TAREFA CURTA: Reproduza, sem nenhuma alteração, a parte do artigo sobre a social-democracia na Áustria que começa com as palavras "Sob pressão da" e termina com "debate em Viena.".

TRECHO FORNECIDO:
◇ ◇ ◇ ◇ ◇

São Paulo, terça-feira, 22 de maio de 2001

Texto Anterior | Próximo Texto | Índice

ROBERTO MANGABEIRA UNGER

Aliados em Viena

A Áustria é um país pequeno, tradicionalmente na vanguarda da democracia social na Europa. O Partido Social Democrata (antigo Partido Socialista) é o maior do país. Está hoje, porém, na oposição a um governo de centro-direita, preparando-se para as eleições em que espera ser reconduzido ao poder. Sob seu novo presidente, Alfred Gusenbauer, o partido aproveita seu tempo na oposição para reinventar-se. A convite de Gusenbauer, acabo de passar alguns dias em Viena, discutindo com os dirigentes do partido e com a bancada parlamentar o rumo da centro-esquerda na Áustria e na Europa.
No pós-guerra, a social-democracia européia abandonou a tentativa de reorganizar a economia e o Estado. Ganhou, em troca, o poder de atenuar as desigualdades por meio de políticas sociais e as inseguranças econômicas por meio de garantias a trabalhadores e a pequenos empresários. É um sistema que agora se exaure.
Sob pressão da concorrência européia e mundial, enfraquecem-se muitas garantias para manter o que se julga essencial: um alto nível de direitos à educação, à saúde e à previdência. Está condenada a centro-esquerda a apenas humanizar o programa que se convencionou chamar de "neoliberal"? Ou pode recuperar o seu potencial transformador com um projeto de reorganização da produção e da política? Foi esse o foco do debate em Viena.
A alternativa que discutimos obedece a cinco diretrizes. Assegurar a todo cidadão um patrimônio mínimo para financiar suas primeiras iniciativas e o direito de voltar à escola, com apoio público, a cada cinco a dez anos, para renovar conhecimentos e capacidades. Organizar formas de coordenação estratégica descentralizada e experimental entre o Estado e as empresas que sirvam tanto para acelerar a reorganização das velhas indústrias quanto para ampliar a base social de ingresso na "nova economia". (Ao contrário do keynesianismo, esse projeto intervém mais no lado da oferta do que no lado da demanda). Abrir canais diretos entre a poupança e a produção, impedindo que os grandes bancos gozem de veto sobre empreendimentos e inovações. Exercer, por meio de parcerias entre o Estado e grupos comunitários, a responsabilidade de tomar conta das crianças, dos velhos e dos necessitados, até mesmo através de um serviço social obrigatório para todos. E inaugurar práticas de engajamento popular nas decisões coletivas e de acesso aos meios de comunicação que abram, em favor de partidos, movimentos e associações, os instrumentos de uma política mobilizadora.

◇ ◇ ◇ ◇ ◇

[Listagens de regiões anotadas]
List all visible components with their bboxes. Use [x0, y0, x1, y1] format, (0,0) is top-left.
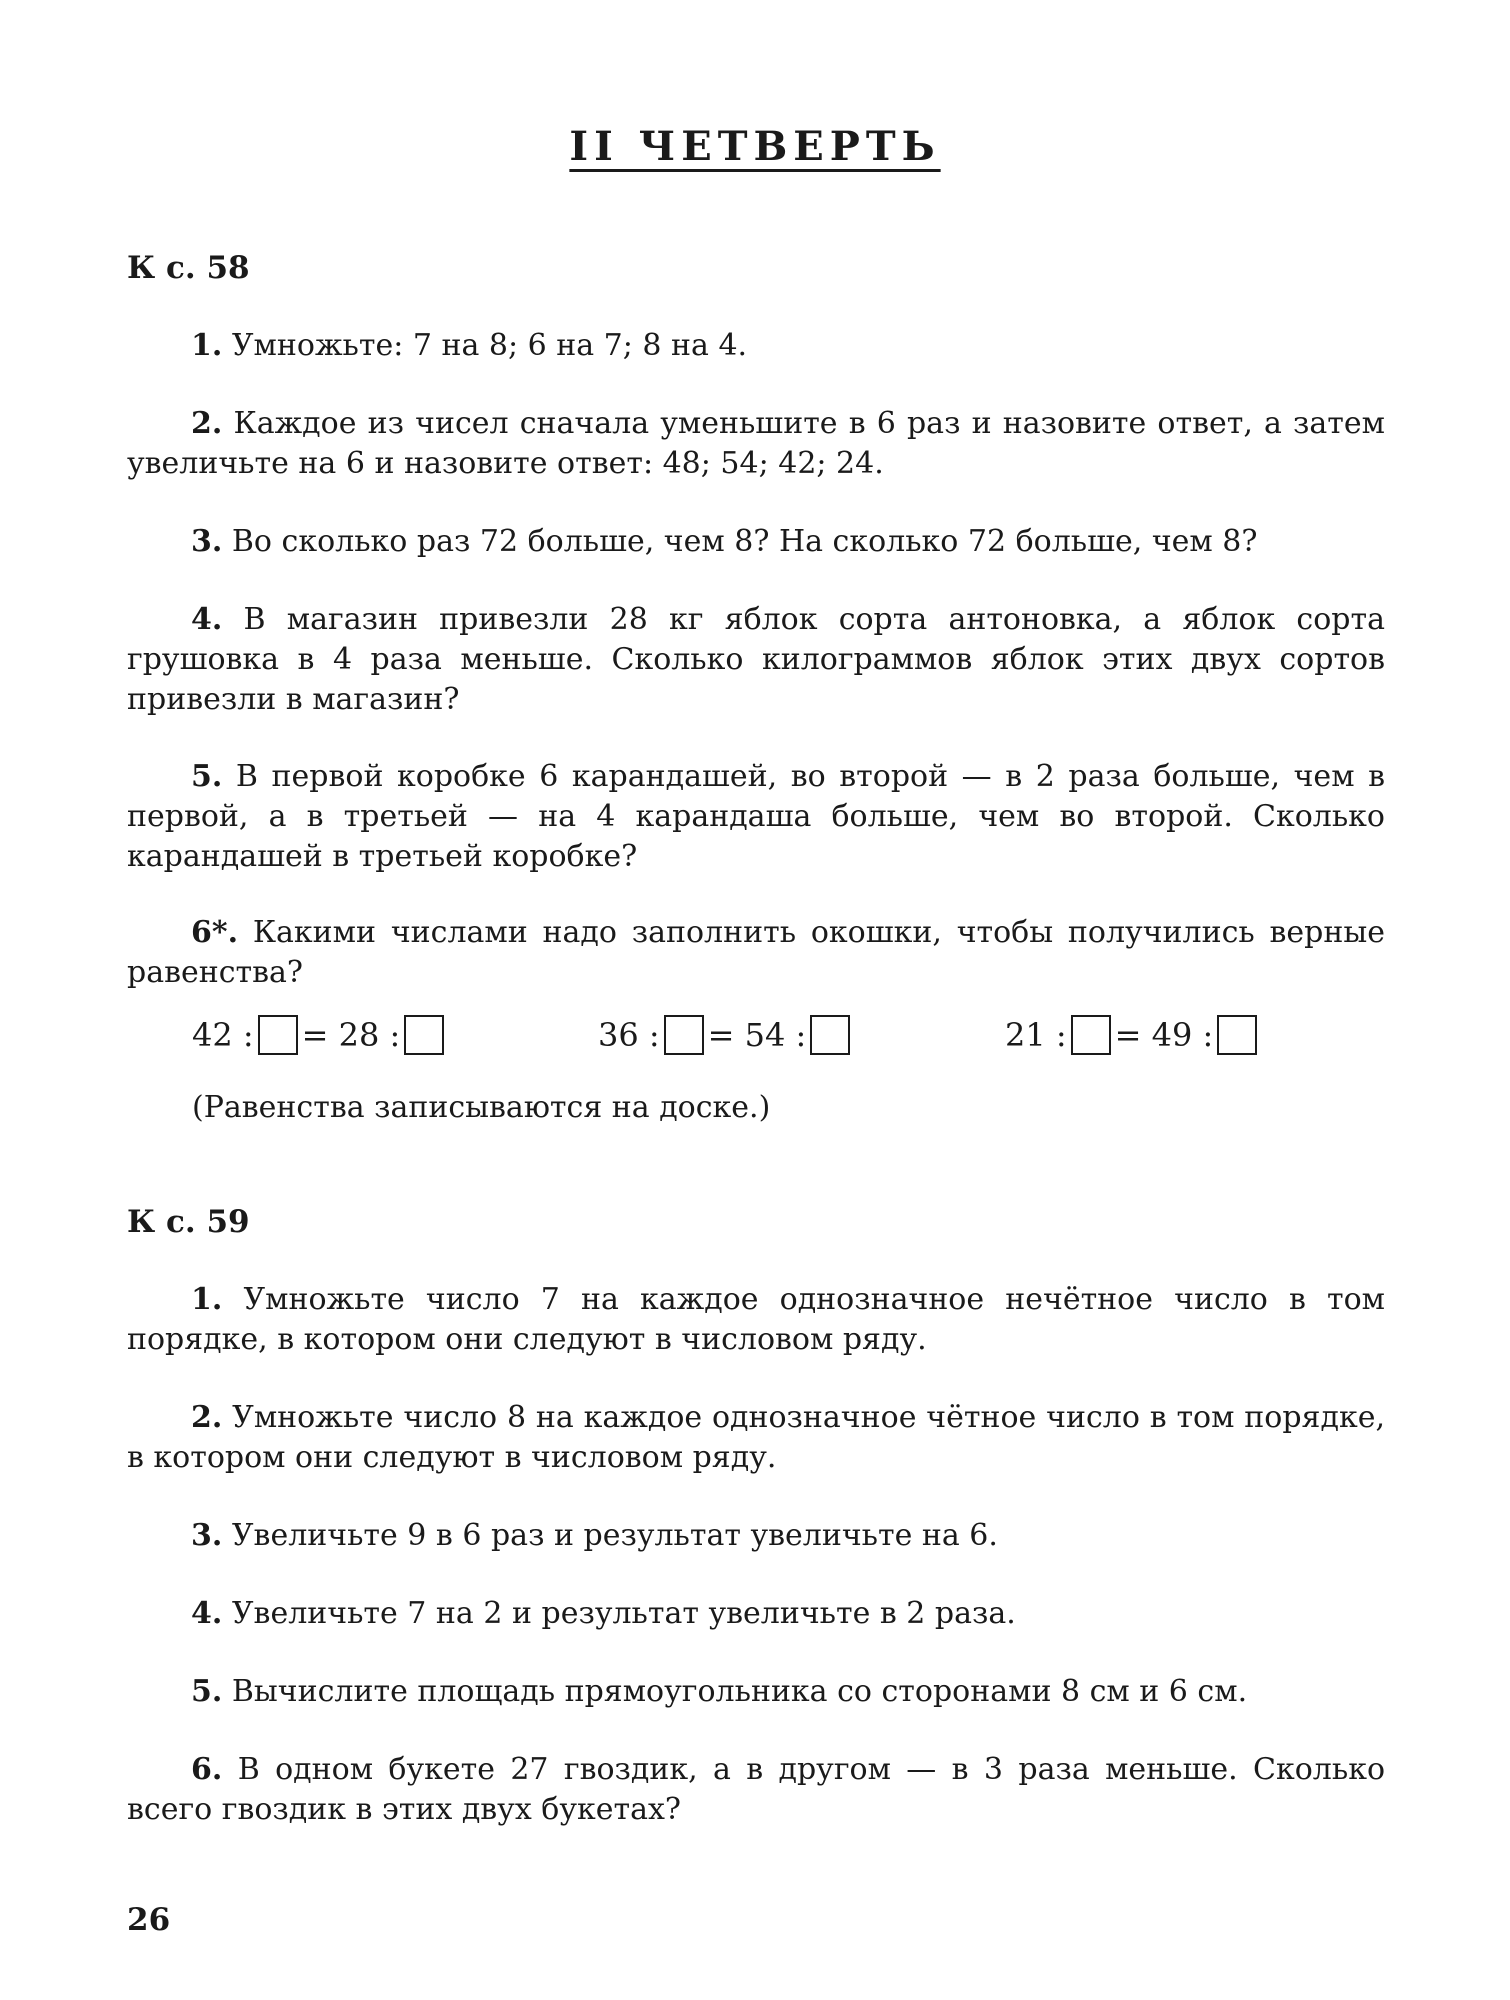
task-text: Увеличьте 7 на 2 и результат увеличьте в 2 раза. — [231, 1596, 1016, 1631]
task-text: Увеличьте 9 в 6 раз и результат увеличьте на 6. — [231, 1518, 998, 1553]
task-p58-6 — [127, 913, 1385, 993]
task-text: В первой коробке 6 карандашей, во второй — в 2 раза больше, чем в первой, а в третьей — на 4 карандаша больше, чем во второй. Сколько карандашей в третьей коробке? — [127, 759, 1385, 874]
task-number: 4. — [191, 602, 223, 637]
task-number: 2. — [191, 406, 223, 441]
blank-box[interactable] — [1071, 1015, 1111, 1055]
equation-left: 36 : — [598, 1016, 660, 1054]
board-note: (Равенства записываются на доске.) — [192, 1090, 771, 1125]
task-p59-6 — [127, 1750, 1385, 1830]
task-p58-3 — [127, 522, 1385, 562]
section-heading-p59: К с. 59 — [127, 1204, 250, 1240]
task-number: 4. — [191, 1596, 223, 1631]
task-text: Умножьте число 7 на каждое однозначное нечётное число в том порядке, в котором они следуют в числовом ряду. — [127, 1282, 1385, 1357]
task-number: 2. — [191, 1400, 223, 1435]
task-number: 3. — [191, 524, 223, 559]
task-p59-3 — [127, 1516, 1385, 1556]
page-number: 26 — [127, 1902, 171, 1938]
task-p58-2 — [127, 404, 1385, 484]
blank-box[interactable] — [664, 1015, 704, 1055]
task-number: 1. — [191, 1282, 223, 1317]
task-number: 1. — [191, 328, 223, 363]
task-number: 3. — [191, 1518, 223, 1553]
task-p59-4 — [127, 1594, 1385, 1634]
task-text: В магазин привезли 28 кг яблок сорта антоновка, а яблок сорта грушовка в 4 раза меньше. Сколько килограммов яблок этих двух сортов привезли в магазин? — [127, 602, 1385, 717]
blank-box[interactable] — [258, 1015, 298, 1055]
blank-box[interactable] — [810, 1015, 850, 1055]
task-p58-4 — [127, 600, 1385, 720]
task-p59-2 — [127, 1398, 1385, 1478]
equation-left: 42 : — [192, 1016, 254, 1054]
task-text: В одном букете 27 гвоздик, а в другом — в 3 раза меньше. Сколько всего гвоздик в этих двух букетах? — [127, 1752, 1386, 1827]
task-text: Вычислите площадь прямоугольника со сторонами 8 см и 6 см. — [231, 1674, 1248, 1709]
task-text: Какими числами надо заполнить окошки, чтобы получились верные равенства? — [127, 915, 1385, 990]
section-heading-p58: К с. 58 — [127, 250, 250, 286]
equation-1 — [192, 1010, 448, 1060]
task-p59-1 — [127, 1280, 1385, 1360]
blank-box[interactable] — [1217, 1015, 1257, 1055]
task-text: Умножьте: 7 на 8; 6 на 7; 8 на 4. — [231, 328, 748, 363]
task-text: Во сколько раз 72 больше, чем 8? На сколько 72 больше, чем 8? — [231, 524, 1258, 559]
equation-middle: = 49 : — [1114, 1016, 1214, 1054]
equation-middle: = 28 : — [301, 1016, 401, 1054]
task-text: Умножьте число 8 на каждое однозначное чётное число в том порядке, в котором они следуют в числовом ряду. — [127, 1400, 1385, 1475]
equation-left: 21 : — [1005, 1016, 1067, 1054]
equation-middle: = 54 : — [707, 1016, 807, 1054]
page-title: II ЧЕТВЕРТЬ — [569, 123, 941, 170]
task-text: Каждое из чисел сначала уменьшите в 6 раз и назовите ответ, а затем увеличьте на 6 и назовите ответ: 48; 54; 42; 24. — [127, 406, 1385, 481]
task-p58-1 — [127, 326, 1385, 366]
equation-2 — [598, 1010, 854, 1060]
task-number: 5. — [191, 759, 223, 794]
task-p58-5 — [127, 757, 1385, 877]
equation-3 — [1005, 1010, 1261, 1060]
task-number: 6. — [191, 1752, 223, 1787]
task-number: 6*. — [191, 915, 239, 950]
task-number: 5. — [191, 1674, 223, 1709]
blank-box[interactable] — [404, 1015, 444, 1055]
task-p59-5 — [127, 1672, 1385, 1712]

◇ ◇ ◇ ◇ ◇

RESPOSTA DESENVOLVIDA:
Sob pressão da concorrência européia e mundial, enfraquecem-se muitas garantias para manter o que se julga essencial: um alto nível de direitos à educação, à saúde e à previdência. Está condenada a centro-esquerda a apenas humanizar o programa que se convencionou chamar de "neoliberal"? Ou pode recuperar o seu potencial transformador com um projeto de reorganização da produção e da política? Foi esse o foco do debate em Viena.